Word for word, transcribe the lines below and drop the pictures.

### RECORDS SHOWN

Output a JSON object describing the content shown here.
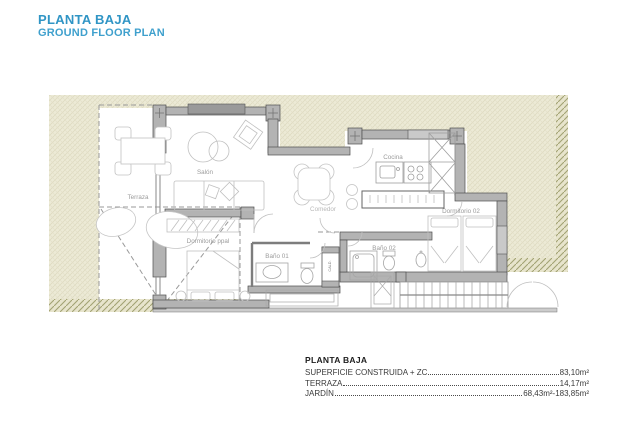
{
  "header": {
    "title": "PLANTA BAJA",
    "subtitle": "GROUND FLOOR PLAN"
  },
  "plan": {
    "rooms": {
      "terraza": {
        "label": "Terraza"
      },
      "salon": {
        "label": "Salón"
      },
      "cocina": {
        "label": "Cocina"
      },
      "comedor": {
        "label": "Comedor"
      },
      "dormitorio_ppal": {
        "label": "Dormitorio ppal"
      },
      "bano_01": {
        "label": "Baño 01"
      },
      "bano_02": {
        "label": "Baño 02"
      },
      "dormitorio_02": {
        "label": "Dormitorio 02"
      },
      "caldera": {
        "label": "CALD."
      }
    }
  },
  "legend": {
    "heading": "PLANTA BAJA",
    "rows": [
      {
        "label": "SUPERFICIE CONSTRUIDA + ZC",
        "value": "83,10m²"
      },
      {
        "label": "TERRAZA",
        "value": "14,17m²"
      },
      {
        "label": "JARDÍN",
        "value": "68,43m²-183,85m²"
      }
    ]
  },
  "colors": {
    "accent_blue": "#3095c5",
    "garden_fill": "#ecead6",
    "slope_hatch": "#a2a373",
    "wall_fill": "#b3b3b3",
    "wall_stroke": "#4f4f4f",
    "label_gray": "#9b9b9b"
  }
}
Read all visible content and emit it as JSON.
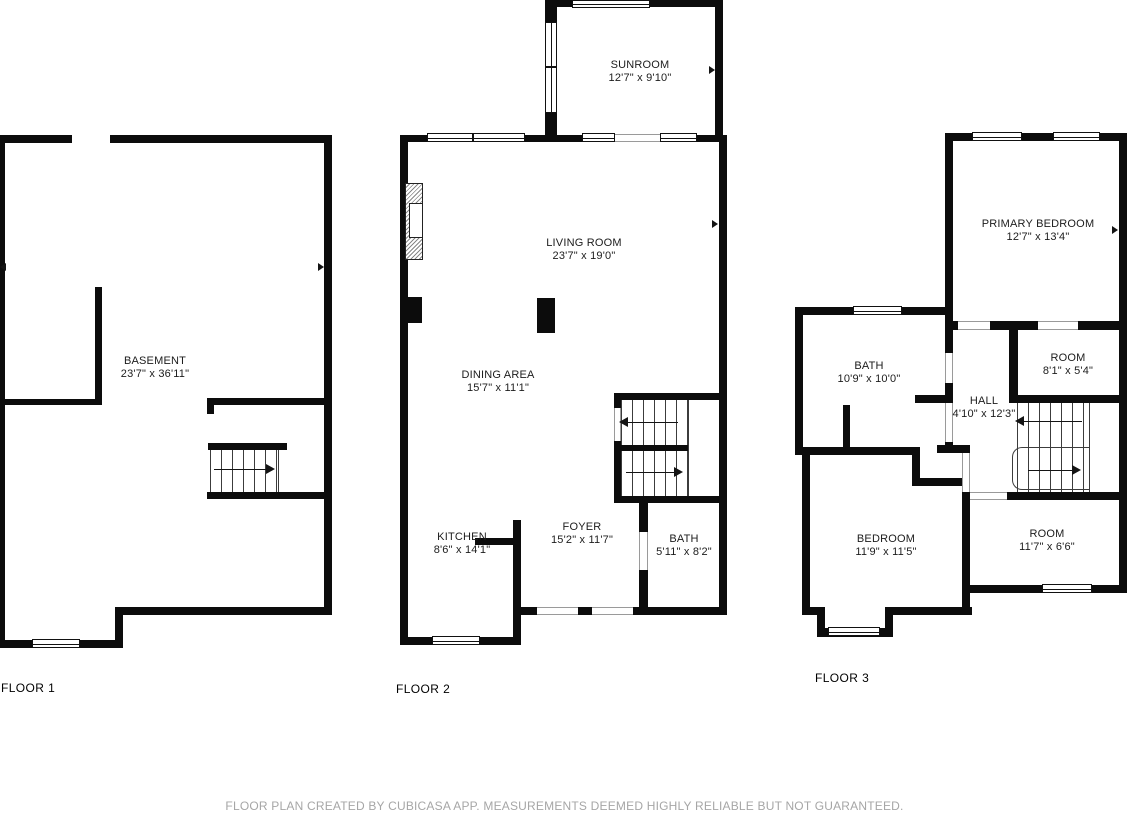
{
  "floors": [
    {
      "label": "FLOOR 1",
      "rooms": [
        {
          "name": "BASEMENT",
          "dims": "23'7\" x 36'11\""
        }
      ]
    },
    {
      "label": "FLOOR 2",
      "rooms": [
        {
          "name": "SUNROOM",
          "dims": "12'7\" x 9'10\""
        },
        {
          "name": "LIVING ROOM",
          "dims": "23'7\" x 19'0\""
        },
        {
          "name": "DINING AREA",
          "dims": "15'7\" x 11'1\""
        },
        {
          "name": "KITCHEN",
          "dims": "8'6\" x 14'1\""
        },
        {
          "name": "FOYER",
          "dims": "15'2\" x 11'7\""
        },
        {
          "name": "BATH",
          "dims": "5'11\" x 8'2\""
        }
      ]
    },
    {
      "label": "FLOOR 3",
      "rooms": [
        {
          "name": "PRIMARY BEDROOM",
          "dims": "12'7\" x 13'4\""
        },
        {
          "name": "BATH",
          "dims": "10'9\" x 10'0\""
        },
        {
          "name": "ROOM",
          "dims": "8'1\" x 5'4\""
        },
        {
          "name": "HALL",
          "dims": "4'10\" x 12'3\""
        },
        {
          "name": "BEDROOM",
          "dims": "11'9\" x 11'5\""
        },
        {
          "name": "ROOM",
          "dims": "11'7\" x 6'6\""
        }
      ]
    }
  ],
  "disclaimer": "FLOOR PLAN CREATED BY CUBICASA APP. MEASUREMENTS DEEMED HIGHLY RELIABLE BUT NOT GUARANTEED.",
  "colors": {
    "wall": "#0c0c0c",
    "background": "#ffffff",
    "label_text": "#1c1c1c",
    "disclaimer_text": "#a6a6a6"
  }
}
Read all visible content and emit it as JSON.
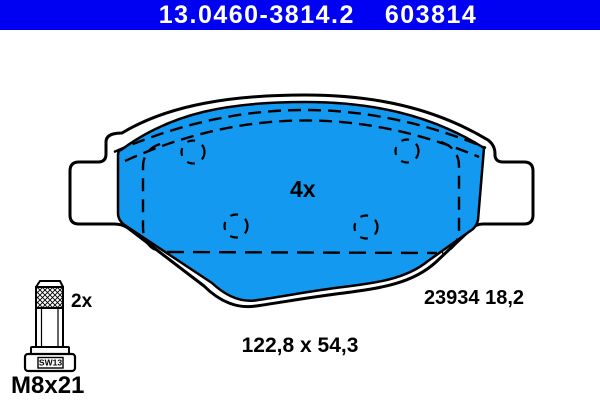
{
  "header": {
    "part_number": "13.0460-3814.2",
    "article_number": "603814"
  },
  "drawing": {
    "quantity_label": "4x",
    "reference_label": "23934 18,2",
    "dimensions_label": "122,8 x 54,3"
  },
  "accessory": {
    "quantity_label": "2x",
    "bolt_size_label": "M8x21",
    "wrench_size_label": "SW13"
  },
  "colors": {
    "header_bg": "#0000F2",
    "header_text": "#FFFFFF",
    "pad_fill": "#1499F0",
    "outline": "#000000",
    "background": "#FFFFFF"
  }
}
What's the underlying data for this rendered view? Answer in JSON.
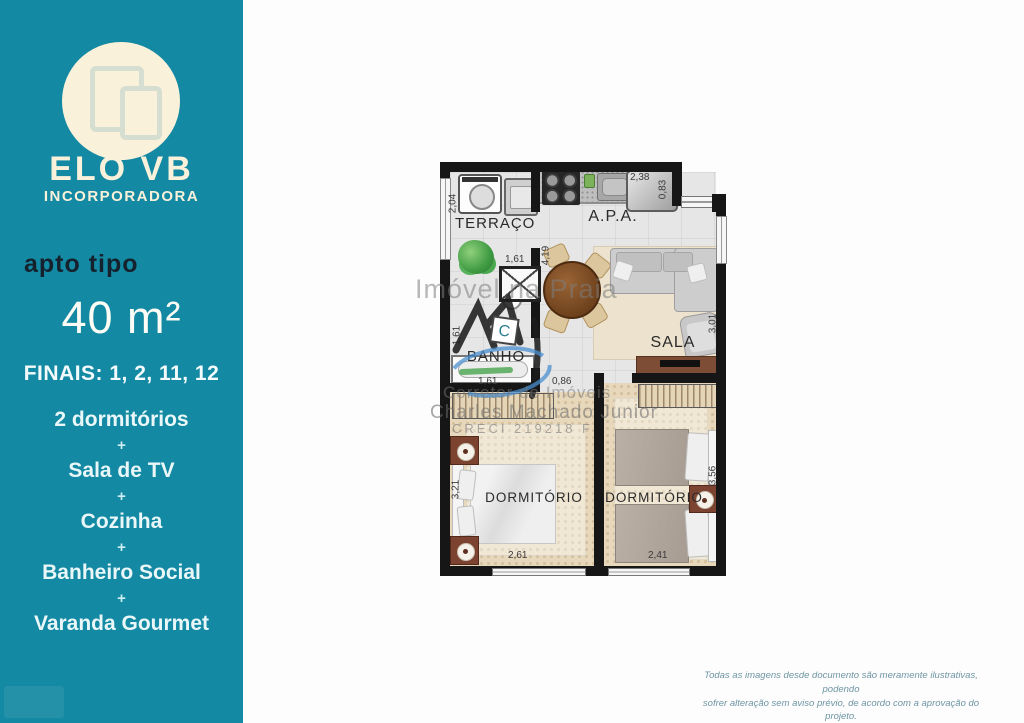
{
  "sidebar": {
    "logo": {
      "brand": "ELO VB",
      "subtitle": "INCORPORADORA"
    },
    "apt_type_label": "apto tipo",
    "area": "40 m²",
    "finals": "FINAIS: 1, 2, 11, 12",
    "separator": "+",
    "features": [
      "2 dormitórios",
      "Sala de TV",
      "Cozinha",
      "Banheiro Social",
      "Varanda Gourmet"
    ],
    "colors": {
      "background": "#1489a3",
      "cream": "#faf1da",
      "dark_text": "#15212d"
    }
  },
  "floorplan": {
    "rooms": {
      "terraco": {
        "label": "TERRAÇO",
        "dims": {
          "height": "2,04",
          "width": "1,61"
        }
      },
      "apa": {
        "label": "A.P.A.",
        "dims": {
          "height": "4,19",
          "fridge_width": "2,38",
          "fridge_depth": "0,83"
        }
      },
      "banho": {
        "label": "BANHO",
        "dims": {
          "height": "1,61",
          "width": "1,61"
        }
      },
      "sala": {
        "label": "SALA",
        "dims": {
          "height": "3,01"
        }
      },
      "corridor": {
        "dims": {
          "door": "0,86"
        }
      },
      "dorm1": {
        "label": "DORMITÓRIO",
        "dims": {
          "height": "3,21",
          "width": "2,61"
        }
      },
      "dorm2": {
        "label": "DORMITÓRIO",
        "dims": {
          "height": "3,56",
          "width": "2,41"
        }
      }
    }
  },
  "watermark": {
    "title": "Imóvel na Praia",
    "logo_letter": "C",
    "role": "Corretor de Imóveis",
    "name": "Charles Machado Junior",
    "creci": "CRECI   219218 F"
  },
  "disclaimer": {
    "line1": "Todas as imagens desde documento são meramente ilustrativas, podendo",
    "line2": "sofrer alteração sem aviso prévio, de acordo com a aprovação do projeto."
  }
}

######

* COMPLETED EXERCISE:
Output a JSON object describing the content shown here.
{
  "header": {
    "title": "PLANTA BAJA",
    "subtitle": "GROUND FLOOR PLAN"
  },
  "plan": {
    "rooms": {
      "terraza": {
        "label": "Terraza"
      },
      "salon": {
        "label": "Salón"
      },
      "cocina": {
        "label": "Cocina"
      },
      "comedor": {
        "label": "Comedor"
      },
      "dormitorio_ppal": {
        "label": "Dormitorio ppal"
      },
      "bano_01": {
        "label": "Baño 01"
      },
      "bano_02": {
        "label": "Baño 02"
      },
      "dormitorio_02": {
        "label": "Dormitorio 02"
      },
      "caldera": {
        "label": "CALD."
      }
    }
  },
  "legend": {
    "heading": "PLANTA BAJA",
    "rows": [
      {
        "label": "SUPERFICIE CONSTRUIDA + ZC",
        "value": "83,10m²"
      },
      {
        "label": "TERRAZA",
        "value": "14,17m²"
      },
      {
        "label": "JARDÍN",
        "value": "68,43m²-183,85m²"
      }
    ]
  },
  "colors": {
    "accent_blue": "#3095c5",
    "garden_fill": "#ecead6",
    "slope_hatch": "#a2a373",
    "wall_fill": "#b3b3b3",
    "wall_stroke": "#4f4f4f",
    "label_gray": "#9b9b9b"
  }
}
Read all visible content and emit it as JSON.
{
  "floors": [
    {
      "label": "FLOOR 1",
      "rooms": [
        {
          "name": "BASEMENT",
          "dims": "23'7\" x 36'11\""
        }
      ]
    },
    {
      "label": "FLOOR 2",
      "rooms": [
        {
          "name": "SUNROOM",
          "dims": "12'7\" x 9'10\""
        },
        {
          "name": "LIVING ROOM",
          "dims": "23'7\" x 19'0\""
        },
        {
          "name": "DINING AREA",
          "dims": "15'7\" x 11'1\""
        },
        {
          "name": "KITCHEN",
          "dims": "8'6\" x 14'1\""
        },
        {
          "name": "FOYER",
          "dims": "15'2\" x 11'7\""
        },
        {
          "name": "BATH",
          "dims": "5'11\" x 8'2\""
        }
      ]
    },
    {
      "label": "FLOOR 3",
      "rooms": [
        {
          "name": "PRIMARY BEDROOM",
          "dims": "12'7\" x 13'4\""
        },
        {
          "name": "BATH",
          "dims": "10'9\" x 10'0\""
        },
        {
          "name": "ROOM",
          "dims": "8'1\" x 5'4\""
        },
        {
          "name": "HALL",
          "dims": "4'10\" x 12'3\""
        },
        {
          "name": "BEDROOM",
          "dims": "11'9\" x 11'5\""
        },
        {
          "name": "ROOM",
          "dims": "11'7\" x 6'6\""
        }
      ]
    }
  ],
  "disclaimer": "FLOOR PLAN CREATED BY CUBICASA APP. MEASUREMENTS DEEMED HIGHLY RELIABLE BUT NOT GUARANTEED.",
  "colors": {
    "wall": "#0c0c0c",
    "background": "#ffffff",
    "label_text": "#1c1c1c",
    "disclaimer_text": "#a6a6a6"
  }
}
Read all visible content and emit it as JSON.
{
  "header": {
    "part_number": "13.0460-3814.2",
    "article_number": "603814"
  },
  "drawing": {
    "quantity_label": "4x",
    "reference_label": "23934 18,2",
    "dimensions_label": "122,8 x 54,3"
  },
  "accessory": {
    "quantity_label": "2x",
    "bolt_size_label": "M8x21",
    "wrench_size_label": "SW13"
  },
  "colors": {
    "header_bg": "#0000F2",
    "header_text": "#FFFFFF",
    "pad_fill": "#1499F0",
    "outline": "#000000",
    "background": "#FFFFFF"
  }
}
What's the underlying data for this rendered view? Answer in JSON.
{
  "sidebar": {
    "logo": {
      "brand": "ELO VB",
      "subtitle": "INCORPORADORA"
    },
    "apt_type_label": "apto tipo",
    "area": "40 m²",
    "finals": "FINAIS: 1, 2, 11, 12",
    "separator": "+",
    "features": [
      "2 dormitórios",
      "Sala de TV",
      "Cozinha",
      "Banheiro Social",
      "Varanda Gourmet"
    ],
    "colors": {
      "background": "#1489a3",
      "cream": "#faf1da",
      "dark_text": "#15212d"
    }
  },
  "floorplan": {
    "rooms": {
      "terraco": {
        "label": "TERRAÇO",
        "dims": {
          "height": "2,04",
          "width": "1,61"
        }
      },
      "apa": {
        "label": "A.P.A.",
        "dims": {
          "height": "4,19",
          "fridge_width": "2,38",
          "fridge_depth": "0,83"
        }
      },
      "banho": {
        "label": "BANHO",
        "dims": {
          "height": "1,61",
          "width": "1,61"
        }
      },
      "sala": {
        "label": "SALA",
        "dims": {
          "height": "3,01"
        }
      },
      "corridor": {
        "dims": {
          "door": "0,86"
        }
      },
      "dorm1": {
        "label": "DORMITÓRIO",
        "dims": {
          "height": "3,21",
          "width": "2,61"
        }
      },
      "dorm2": {
        "label": "DORMITÓRIO",
        "dims": {
          "height": "3,56",
          "width": "2,41"
        }
      }
    }
  },
  "watermark": {
    "title": "Imóvel na Praia",
    "logo_letter": "C",
    "role": "Corretor de Imóveis",
    "name": "Charles Machado Junior",
    "creci": "CRECI   219218 F"
  },
  "disclaimer": {
    "line1": "Todas as imagens desde documento são meramente ilustrativas, podendo",
    "line2": "sofrer alteração sem aviso prévio, de acordo com a aprovação do projeto."
  }
}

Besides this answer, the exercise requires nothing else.